# ARTICOLO
Sono inoltre presenti alcune sorgenti che fino alla prima metà del XX secolo, quando nel paese non era ancora presente un acquedotto, soddisfavano gran parte delle esigenze idriche del paese. È il caso delle fonti Morino, Cà Manì e Reggiolino che, in seguito alla forte industrializzazione, sono state abbandonate a causa delle pessime condizioni dovute all’inquinamento
I primi segni di insediamenti dell’uomo sul territorio risalgono invece all’Età del ferro, ad un periodo compreso tra il IX e l’VIII secolo a.C., come testimoniato da un’ascia bronzea ad alette terminali, rinvenuta nel 1940 in località Söcc
Come tutti i paesi della Val Seriana fu insediata dai Galli Cenomani, dai Franchi, dai Romani e successivamente dai Longobardi.
Con la Serenissima e l’affidamento dei terreni al Vescovo di Bergamo fu segnata anche dal feudalesimo.
Con il passare degli anni al potere vescovile si affiancò quello di alcune famiglie della zona, che riuscirono ad ottenere sempre più spazio, passando dal ruolo di grandi proprietari a quelli di feudatari “de facto”. È il caso dei Cazzani, famiglia nobile di origine franco-longobarda, che acquisì così tanto prestigio e potere sul paese da far identificare il nome del proprio casato con quello del borgo stesso, che da quel momento venne appunto chiamato Cazano (poi traslato nell’attuale Cazzano).
In ogni caso, la famiglia dei Cazzani cominciò a dotare la propria abitazione con strumenti di difesa, rendendola una piccola fortezza dominata da una torre, che in breve tempo divenne l’elemento architettonico caratterizzante dell’intero paese.

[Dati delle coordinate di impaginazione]
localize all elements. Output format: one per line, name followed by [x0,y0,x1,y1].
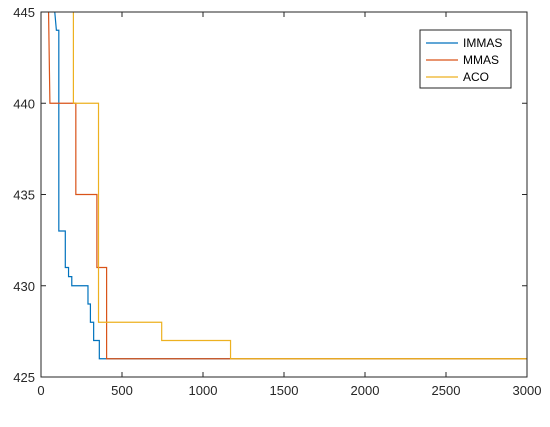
y-tick-label: 435 [13,188,35,203]
legend: IMMAS MMAS ACO [419,29,512,89]
y-tick-label: 430 [13,279,35,294]
series-line-mmas [47,12,527,360]
x-tick-label: 2000 [351,383,380,398]
x-tick-label: 1000 [189,383,218,398]
y-tick-label: 425 [13,370,35,385]
x-tick-label: 3000 [513,383,542,398]
legend-label-aco: ACO [463,70,489,84]
legend-label-mmas: MMAS [463,53,499,67]
y-tick-label: 445 [13,5,35,20]
legend-box [419,29,512,89]
series-line-immas [54,12,527,360]
x-tick-label: 0 [37,383,44,398]
x-tick-label: 1500 [270,383,299,398]
x-tick-label: 2500 [432,383,461,398]
y-tick-label: 440 [13,96,35,111]
x-tick-label: 500 [111,383,133,398]
legend-label-immas: IMMAS [463,36,502,50]
series-line-aco [72,12,527,360]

# ESERCIZI
**a.** Secondo l'articolo, in che anno e in quale località fu rinvenuta l'ascia bronzea ad alette terminali?
**b.** Indica se ciascuna affermazione concorda con l'articolo, rispondendo sì o no e citando le parole del testo che lo decidono.
(i) Le fonti Morino, Cà Manì e Reggiolino furono abbandonate per via dell'inquinamento.
(ii) I primi segni di insediamenti umani sul territorio risalgono all'Età del bronzo.
(iii) La famiglia dei Cazzani era di origine romana.

# SOLUZIONI SVOLTE
**a.** Nel 1940, in località Söcc.

**b.**
(i) Sì: "sono state abbandonate a causa delle pessime condizioni dovute all’inquinamento".
(ii) No: "risalgono invece all’Età del ferro".
(iii) No: "famiglia nobile di origine franco-longobarda".